**Directive:** Only the lines from the one containing "What text is on this page?" to the end of the material are to be copied, exactly and in full; images stay out.

**Entries:**

= = = = =

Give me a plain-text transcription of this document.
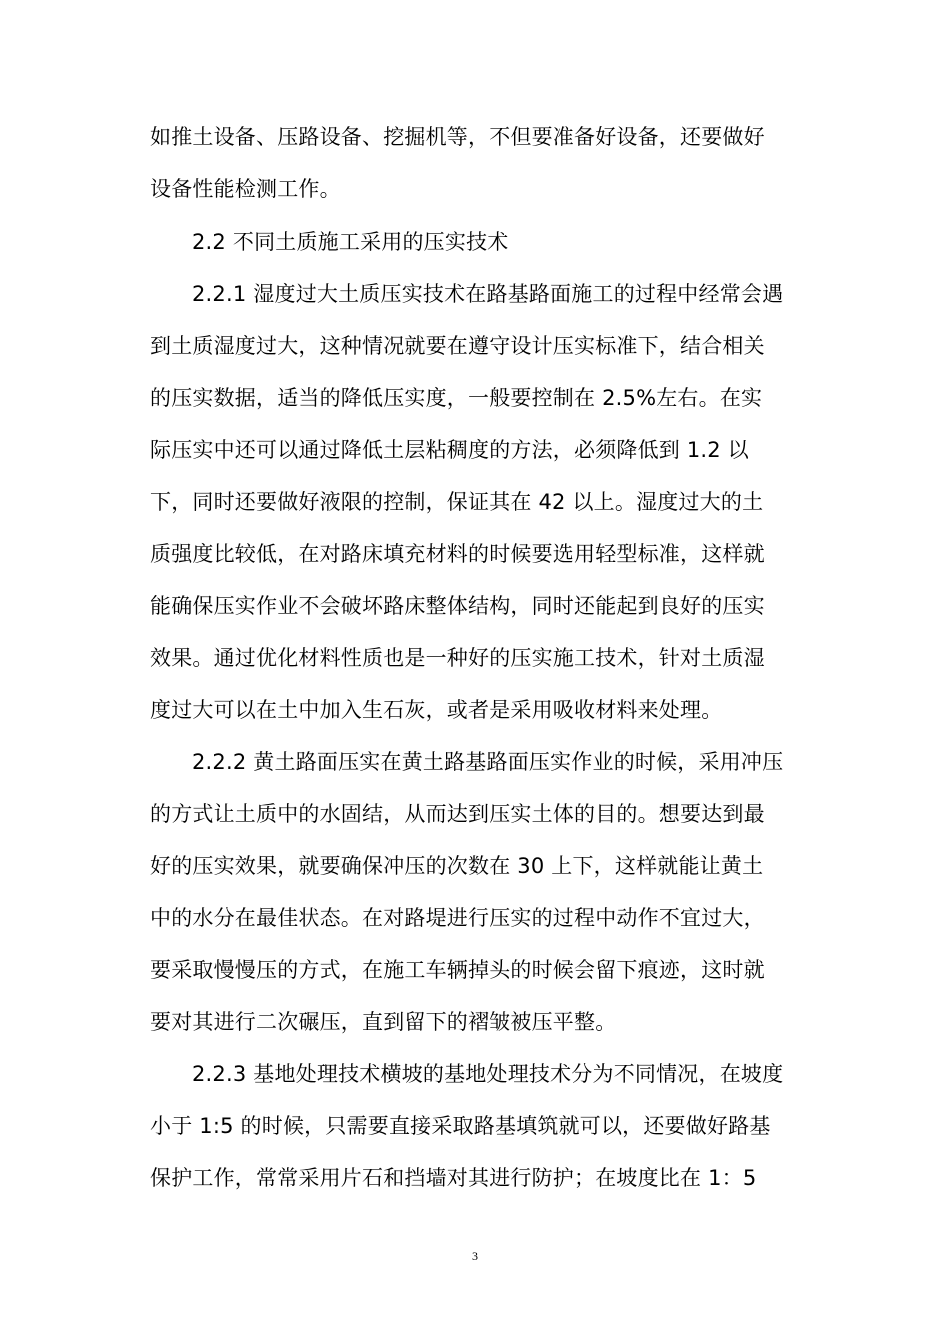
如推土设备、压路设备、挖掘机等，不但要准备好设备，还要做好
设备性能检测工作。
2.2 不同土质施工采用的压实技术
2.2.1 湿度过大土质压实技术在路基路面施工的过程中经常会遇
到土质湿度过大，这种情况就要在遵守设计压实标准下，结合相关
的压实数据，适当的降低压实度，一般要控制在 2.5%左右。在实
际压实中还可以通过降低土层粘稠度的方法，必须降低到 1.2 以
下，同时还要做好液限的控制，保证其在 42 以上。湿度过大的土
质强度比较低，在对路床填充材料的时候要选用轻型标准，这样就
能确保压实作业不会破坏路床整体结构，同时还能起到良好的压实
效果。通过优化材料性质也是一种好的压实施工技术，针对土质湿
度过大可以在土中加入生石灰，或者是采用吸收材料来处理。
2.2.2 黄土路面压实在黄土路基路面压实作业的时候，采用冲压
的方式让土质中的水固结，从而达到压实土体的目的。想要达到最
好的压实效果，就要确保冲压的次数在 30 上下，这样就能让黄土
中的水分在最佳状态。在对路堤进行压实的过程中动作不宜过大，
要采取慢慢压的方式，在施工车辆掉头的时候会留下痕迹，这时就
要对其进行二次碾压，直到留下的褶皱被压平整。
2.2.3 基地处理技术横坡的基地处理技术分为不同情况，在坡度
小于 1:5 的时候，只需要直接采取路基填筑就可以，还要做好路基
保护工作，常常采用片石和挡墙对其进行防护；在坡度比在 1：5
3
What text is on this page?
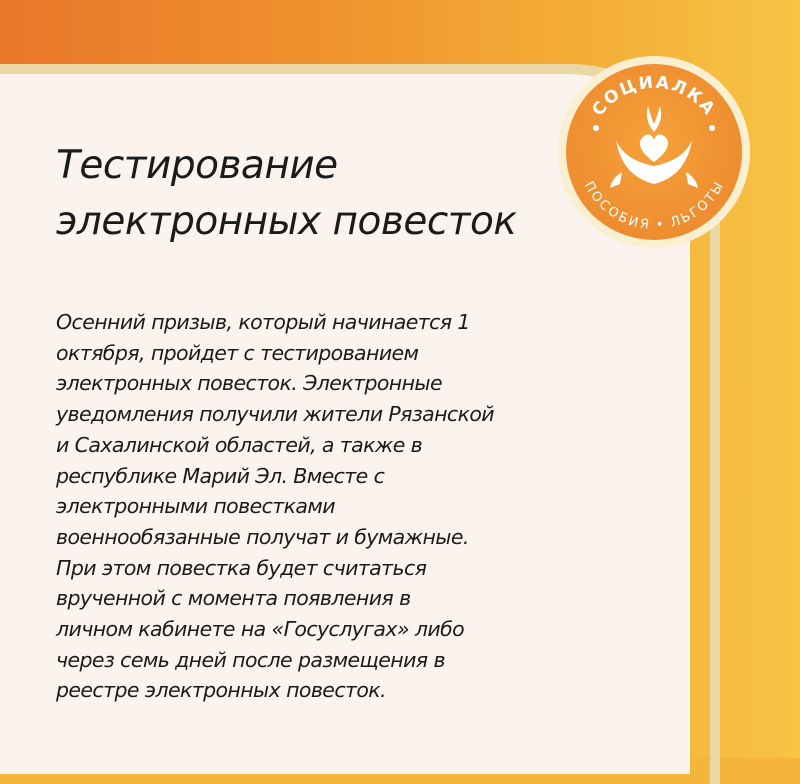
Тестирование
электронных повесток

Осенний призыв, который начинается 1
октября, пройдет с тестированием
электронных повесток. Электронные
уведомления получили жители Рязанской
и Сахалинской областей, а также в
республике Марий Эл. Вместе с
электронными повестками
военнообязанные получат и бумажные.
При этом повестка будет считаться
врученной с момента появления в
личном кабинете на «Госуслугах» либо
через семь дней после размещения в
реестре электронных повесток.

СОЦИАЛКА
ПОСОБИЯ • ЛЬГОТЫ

= = = = =

**Solution for this exercise:**
What text is on this page?
Тестирование
электронных повесток

Осенний призыв, который начинается 1
октября, пройдет с тестированием
электронных повесток. Электронные
уведомления получили жители Рязанской
и Сахалинской областей, а также в
республике Марий Эл. Вместе с
электронными повестками
военнообязанные получат и бумажные.
При этом повестка будет считаться
врученной с момента появления в
личном кабинете на «Госуслугах» либо
через семь дней после размещения в
реестре электронных повесток.

СОЦИАЛКА
ПОСОБИЯ • ЛЬГОТЫ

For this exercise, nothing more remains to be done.